------ Entries provided ------

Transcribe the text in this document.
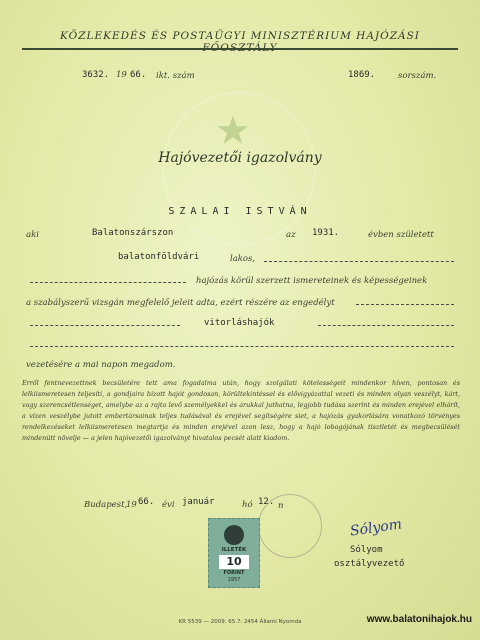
★
KÖZLEKEDÉS ÉS POSTAÜGYI MINISZTÉRIUM HAJÓZÁSI FŐOSZTÁLY
3632. 19 66. ikt. szám	1869.	sorszám.
Hajóvezetői igazolvány
SZALAI ISTVÁN
aki	Balatonszárszon	az 1931.	évben született
balatonföldvári	lakos,
hajózás körül szerzett ismereteinek és képességeinek
a szabályszerű vizsgán megfelelő jeleit adta, ezért részére az engedélyt
vitorláshajók
vezetésére a mai napon megadom.
Erről fentnevezettnek becsületére tett ama fogadalma után, hogy szolgálati kötelességeit mindenkor híven, pontosan és lelkiismeretesen teljesíti, a gondjaira bízott hajót gondosan, körültekintéssel és elővigyázattal vezeti és minden olyan veszélyt, kárt, vagy szerencsétlenséget, amelybe az a rajta levő személyekkel és árukkal juthatna, legjobb tudása szerint és minden erejével elhárít, a vízen veszélybe jutott embertársainak teljes tudásával és erejével segítségére siet, a hajózás gyakorlására vonatkozó törvényes rendelkezéseket lelkiismeretesen megtartja és minden erejével azon lesz, hogy a hajó lobogójának tisztletét és megbecsülését mindenütt növelje — a jelen hajóvezetői igazolványt hivatalos pecsét alatt kiadom.
Budapest,
19 66. évi január	hó 12. n
ILLETÉK
10
FORINT
1957
Sólyom
Sólyom
osztályvezető
KR 5539 — 2009. 65.7. 2454 Állami Nyomda	www.balatonihajok.hu
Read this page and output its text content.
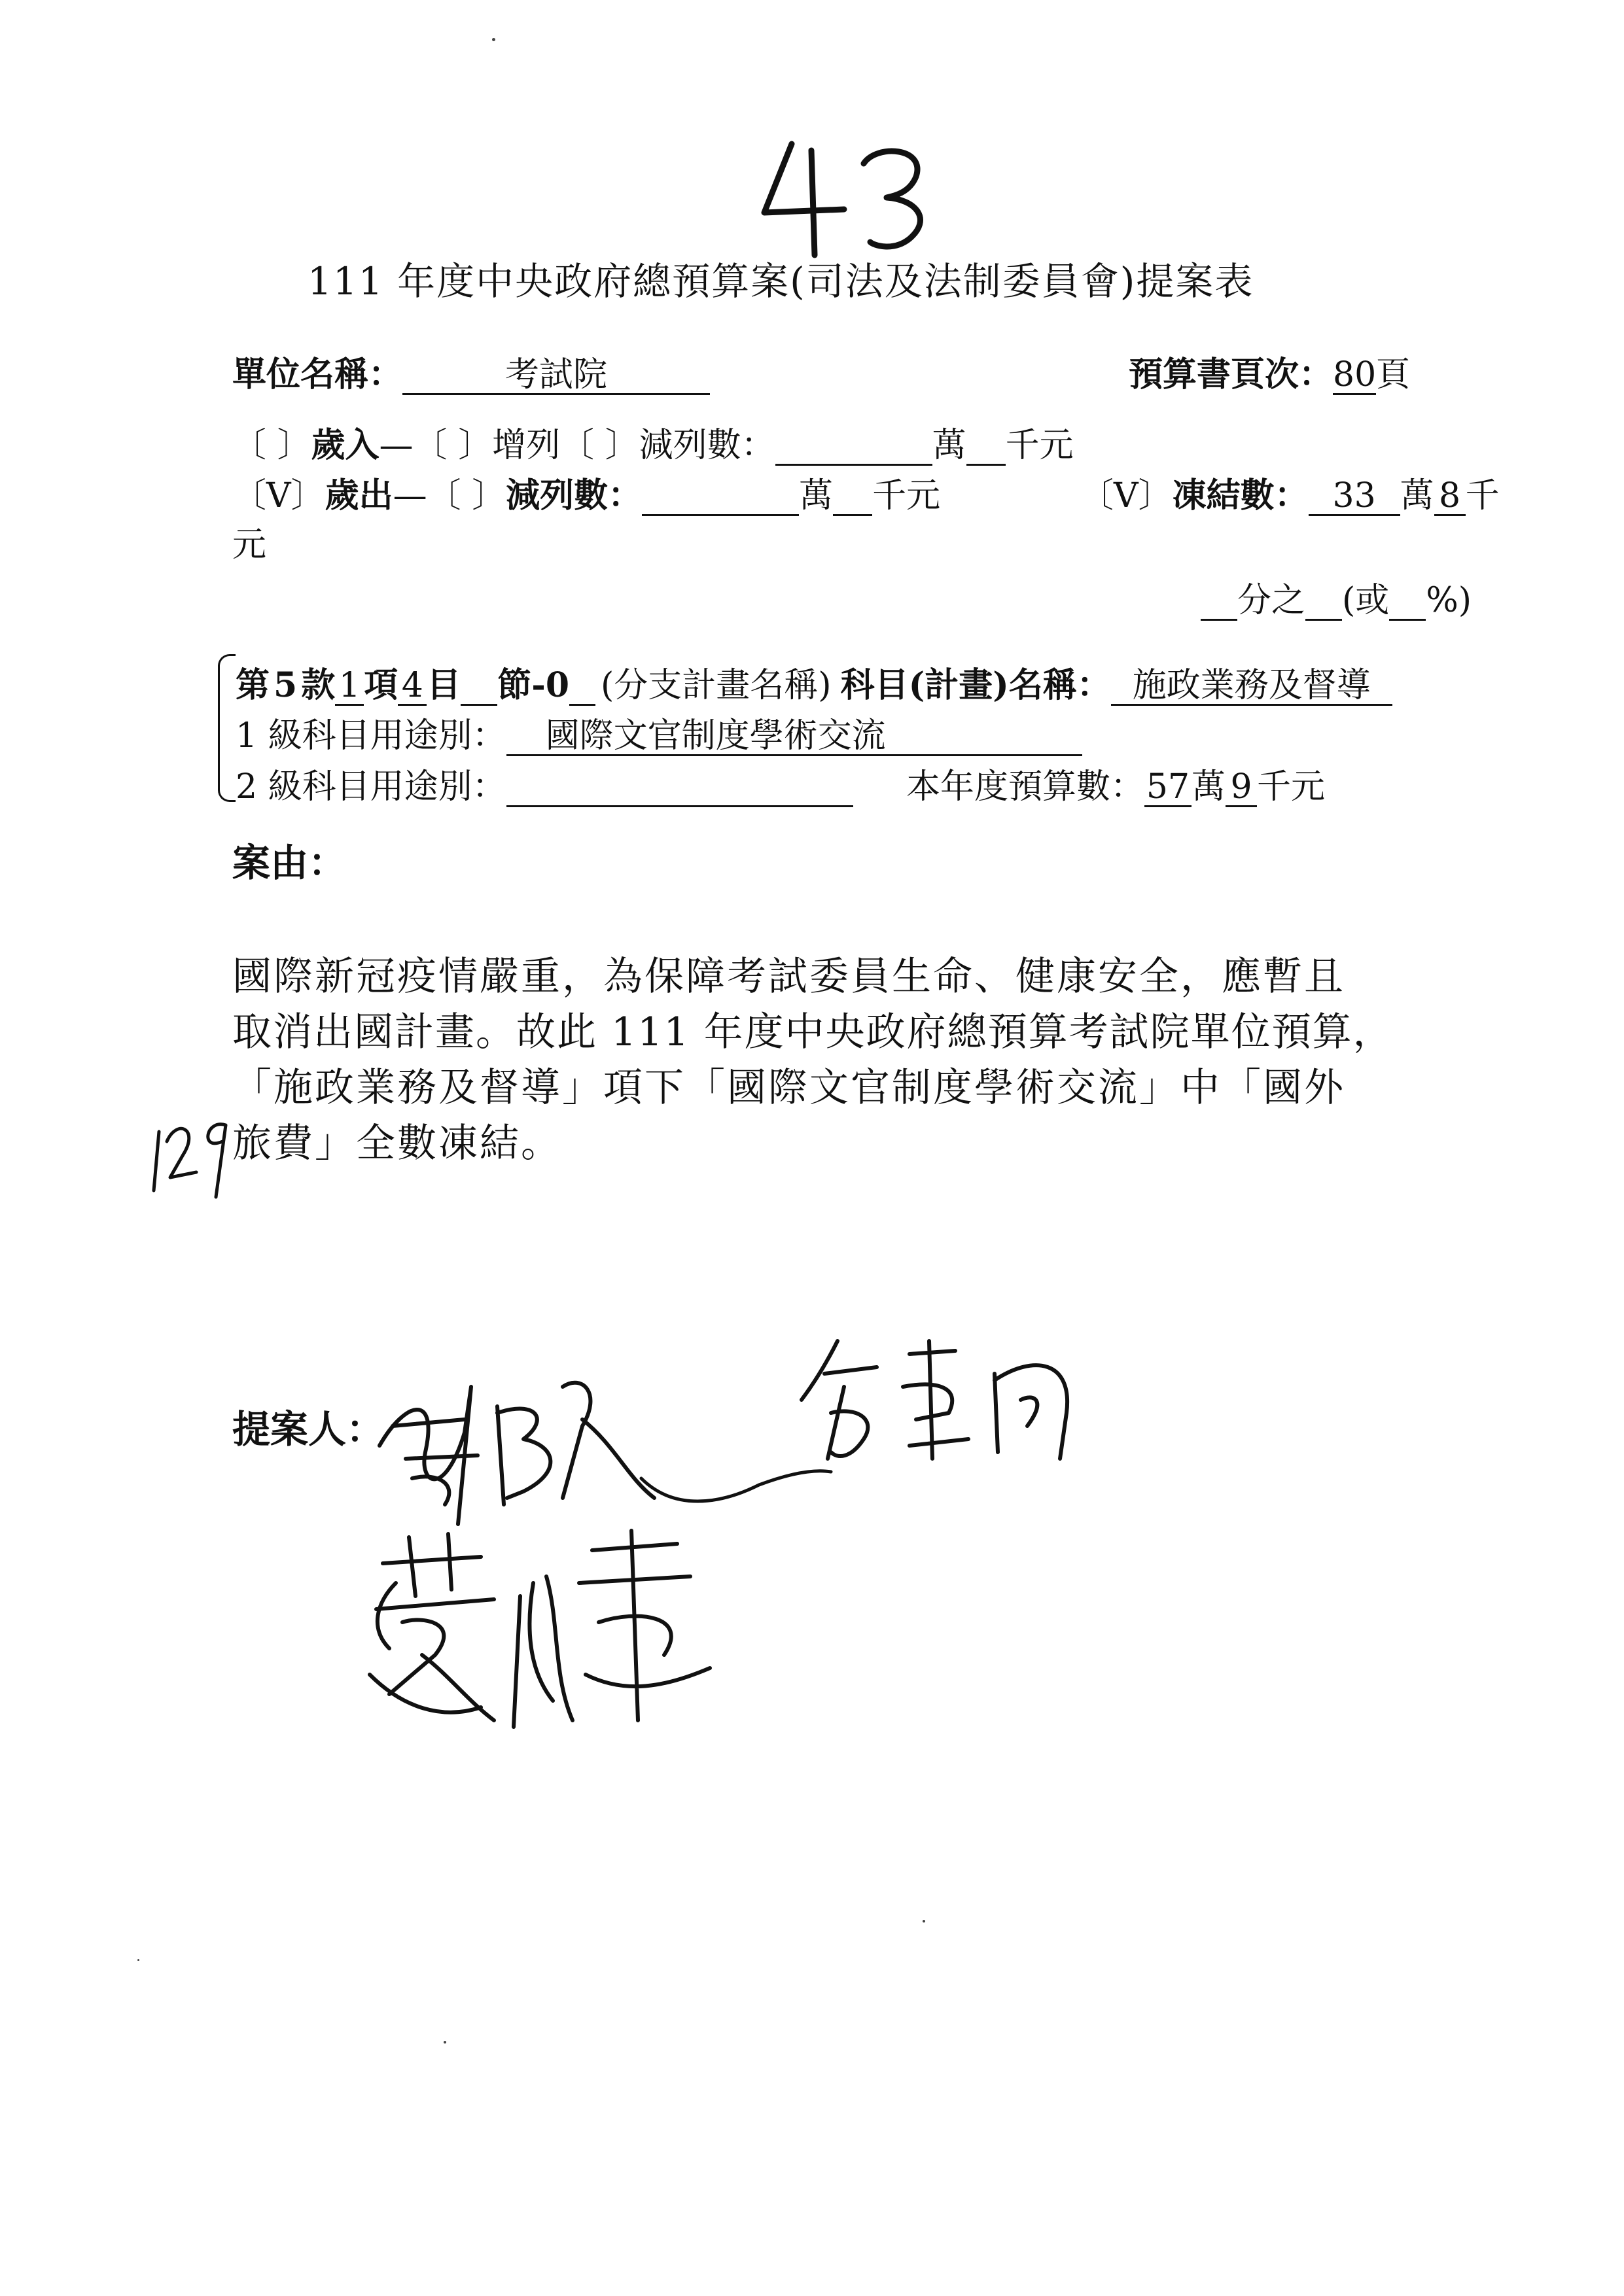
111 年度中央政府總預算案(司法及法制委員會)提案表
單位名稱：	考試院	預算書頁次：80頁
〔 〕歲入—〔 〕增列〔 〕減列數：	萬 千元
〔V〕歲出—〔 〕減列數：	萬 千元	〔V〕凍結數： 33 萬 8 千
元
分之 (或 %)
第 5 款 1 項 4 目 節-0 (分支計畫名稱) 科目(計畫)名稱： 施政業務及督導
1 級科目用途別： 國際文官制度學術交流
2 級科目用途別：	本年度預算數：57萬 9 千元
案由：
國際新冠疫情嚴重，為保障考試委員生命、健康安全，應暫且
取消出國計畫。故此 111 年度中央政府總預算考試院單位預算，
「施政業務及督導」項下「國際文官制度學術交流」中「國外
旅費」全數凍結。
提案人：
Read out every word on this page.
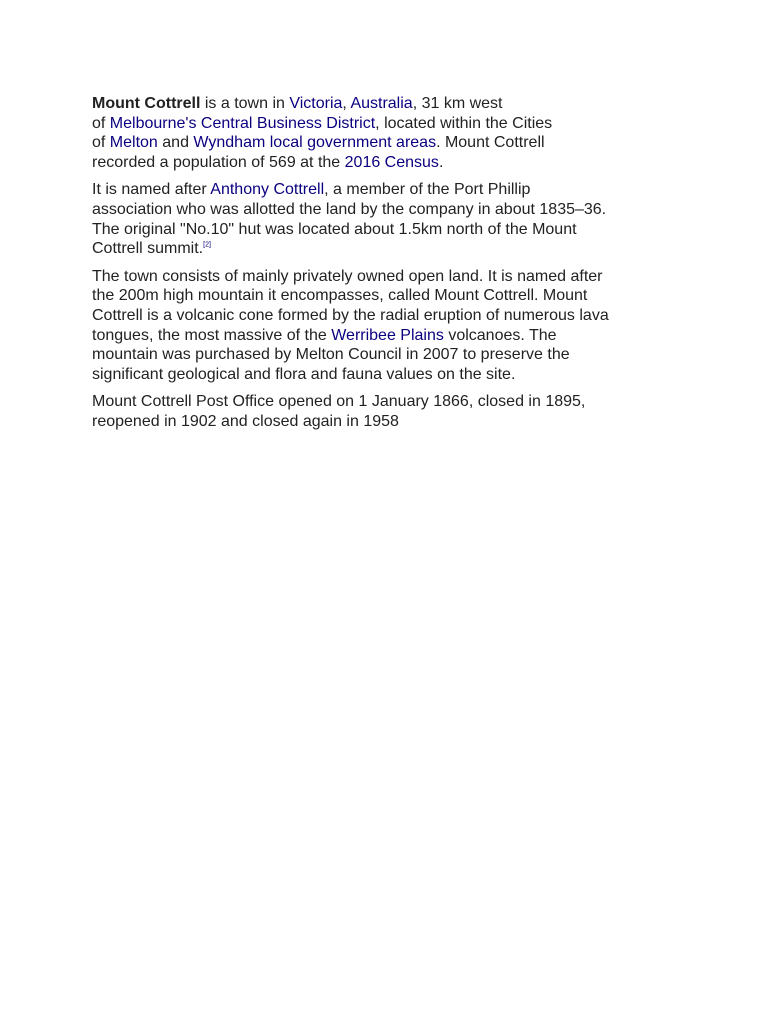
Mount Cottrell is a town in Victoria, Australia, 31 km west
of Melbourne's Central Business District, located within the Cities
of Melton and Wyndham local government areas. Mount Cottrell
recorded a population of 569 at the 2016 Census.

It is named after Anthony Cottrell, a member of the Port Phillip
association who was allotted the land by the company in about 1835–36.
The original "No.10" hut was located about 1.5km north of the Mount
Cottrell summit.[2]

The town consists of mainly privately owned open land. It is named after
the 200m high mountain it encompasses, called Mount Cottrell. Mount
Cottrell is a volcanic cone formed by the radial eruption of numerous lava
tongues, the most massive of the Werribee Plains volcanoes. The
mountain was purchased by Melton Council in 2007 to preserve the
significant geological and flora and fauna values on the site.

Mount Cottrell Post Office opened on 1 January 1866, closed in 1895,
reopened in 1902 and closed again in 1958
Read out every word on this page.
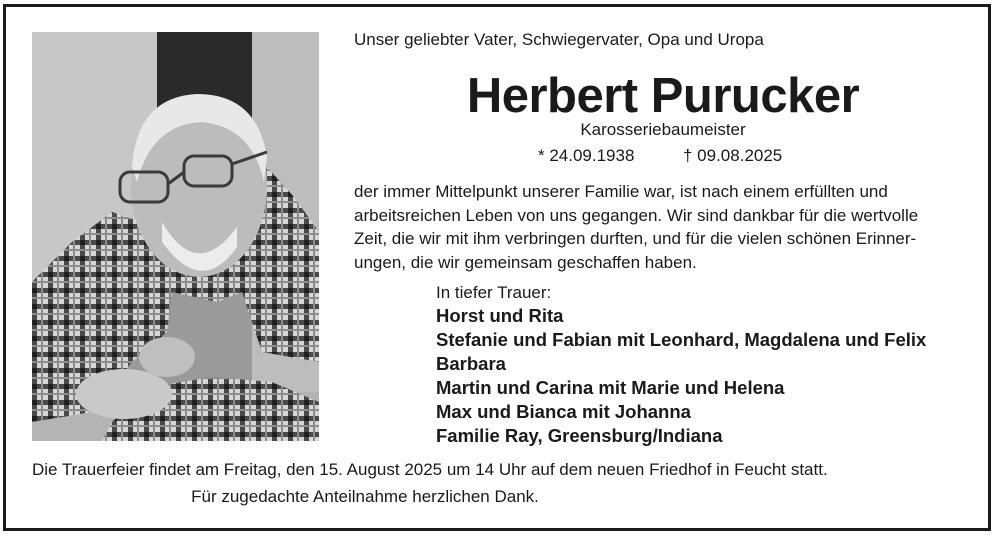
Unser geliebter Vater, Schwiegervater, Opa und Uropa
Herbert Purucker
Karosseriebaumeister
* 24.09.1938	† 09.08.2025
der immer Mittelpunkt unserer Familie war, ist nach einem erfüllten und
arbeitsreichen Leben von uns gegangen. Wir sind dankbar für die wertvolle
Zeit, die wir mit ihm verbringen durften, und für die vielen schönen Erinner-
ungen, die wir gemeinsam geschaffen haben.
In tiefer Trauer:
Horst und Rita
Stefanie und Fabian mit Leonhard, Magdalena und Felix
Barbara
Martin und Carina mit Marie und Helena
Max und Bianca mit Johanna
Familie Ray, Greensburg/Indiana
Die Trauerfeier findet am Freitag, den 15. August 2025 um 14 Uhr auf dem neuen Friedhof in Feucht statt.
Für zugedachte Anteilnahme herzlichen Dank.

------

**Set problem:** Make a word-for-word copy of the entries, without any pictures.

**Response to the exercise:**
Transcribe the text in this document.
★
KÖZLEKEDÉS ÉS POSTAÜGYI MINISZTÉRIUM HAJÓZÁSI FŐOSZTÁLY
3632. 19 66. ikt. szám	1869.	sorszám.
Hajóvezetői igazolvány
SZALAI ISTVÁN
aki	Balatonszárszon	az 1931.	évben született
balatonföldvári	lakos,
hajózás körül szerzett ismereteinek és képességeinek
a szabályszerű vizsgán megfelelő jeleit adta, ezért részére az engedélyt
vitorláshajók
vezetésére a mai napon megadom.
Erről fentnevezettnek becsületére tett ama fogadalma után, hogy szolgálati kötelességeit mindenkor híven, pontosan és lelkiismeretesen teljesíti, a gondjaira bízott hajót gondosan, körültekintéssel és elővigyázattal vezeti és minden olyan veszélyt, kárt, vagy szerencsétlenséget, amelybe az a rajta levő személyekkel és árukkal juthatna, legjobb tudása szerint és minden erejével elhárít, a vízen veszélybe jutott embertársainak teljes tudásával és erejével segítségére siet, a hajózás gyakorlására vonatkozó törvényes rendelkezéseket lelkiismeretesen megtartja és minden erejével azon lesz, hogy a hajó lobogójának tisztletét és megbecsülését mindenütt növelje — a jelen hajóvezetői igazolványt hivatalos pecsét alatt kiadom.
Budapest,
19 66. évi január	hó 12. n
ILLETÉK
10
FORINT
1957
Sólyom
Sólyom
osztályvezető
KR 5539 — 2009. 65.7. 2454 Állami Nyomda	www.balatonihajok.hu
Read this page and output its text content.
111 年度中央政府總預算案(司法及法制委員會)提案表
單位名稱：	考試院	預算書頁次：80頁
〔 〕歲入—〔 〕增列〔 〕減列數：	萬 千元
〔V〕歲出—〔 〕減列數：	萬 千元	〔V〕凍結數： 33 萬 8 千
元
分之 (或 %)
第 5 款 1 項 4 目 節-0 (分支計畫名稱) 科目(計畫)名稱： 施政業務及督導
1 級科目用途別： 國際文官制度學術交流
2 級科目用途別：	本年度預算數：57萬 9 千元
案由：
國際新冠疫情嚴重，為保障考試委員生命、健康安全，應暫且
取消出國計畫。故此 111 年度中央政府總預算考試院單位預算，
「施政業務及督導」項下「國際文官制度學術交流」中「國外
旅費」全數凍結。
提案人：
Read out every word on this page.
Mount Cottrell is a town in Victoria, Australia, 31 km west
of Melbourne's Central Business District, located within the Cities
of Melton and Wyndham local government areas. Mount Cottrell
recorded a population of 569 at the 2016 Census.

It is named after Anthony Cottrell, a member of the Port Phillip
association who was allotted the land by the company in about 1835–36.
The original "No.10" hut was located about 1.5km north of the Mount
Cottrell summit.[2]

The town consists of mainly privately owned open land. It is named after
the 200m high mountain it encompasses, called Mount Cottrell. Mount
Cottrell is a volcanic cone formed by the radial eruption of numerous lava
tongues, the most massive of the Werribee Plains volcanoes. The
mountain was purchased by Melton Council in 2007 to preserve the
significant geological and flora and fauna values on the site.

Mount Cottrell Post Office opened on 1 January 1866, closed in 1895,
reopened in 1902 and closed again in 1958
Read out every word on this page.
Unser geliebter Vater, Schwiegervater, Opa und Uropa
Herbert Purucker
Karosseriebaumeister
* 24.09.1938	† 09.08.2025
der immer Mittelpunkt unserer Familie war, ist nach einem erfüllten und
arbeitsreichen Leben von uns gegangen. Wir sind dankbar für die wertvolle
Zeit, die wir mit ihm verbringen durften, und für die vielen schönen Erinner-
ungen, die wir gemeinsam geschaffen haben.
In tiefer Trauer:
Horst und Rita
Stefanie und Fabian mit Leonhard, Magdalena und Felix
Barbara
Martin und Carina mit Marie und Helena
Max und Bianca mit Johanna
Familie Ray, Greensburg/Indiana
Die Trauerfeier findet am Freitag, den 15. August 2025 um 14 Uhr auf dem neuen Friedhof in Feucht statt.
Für zugedachte Anteilnahme herzlichen Dank.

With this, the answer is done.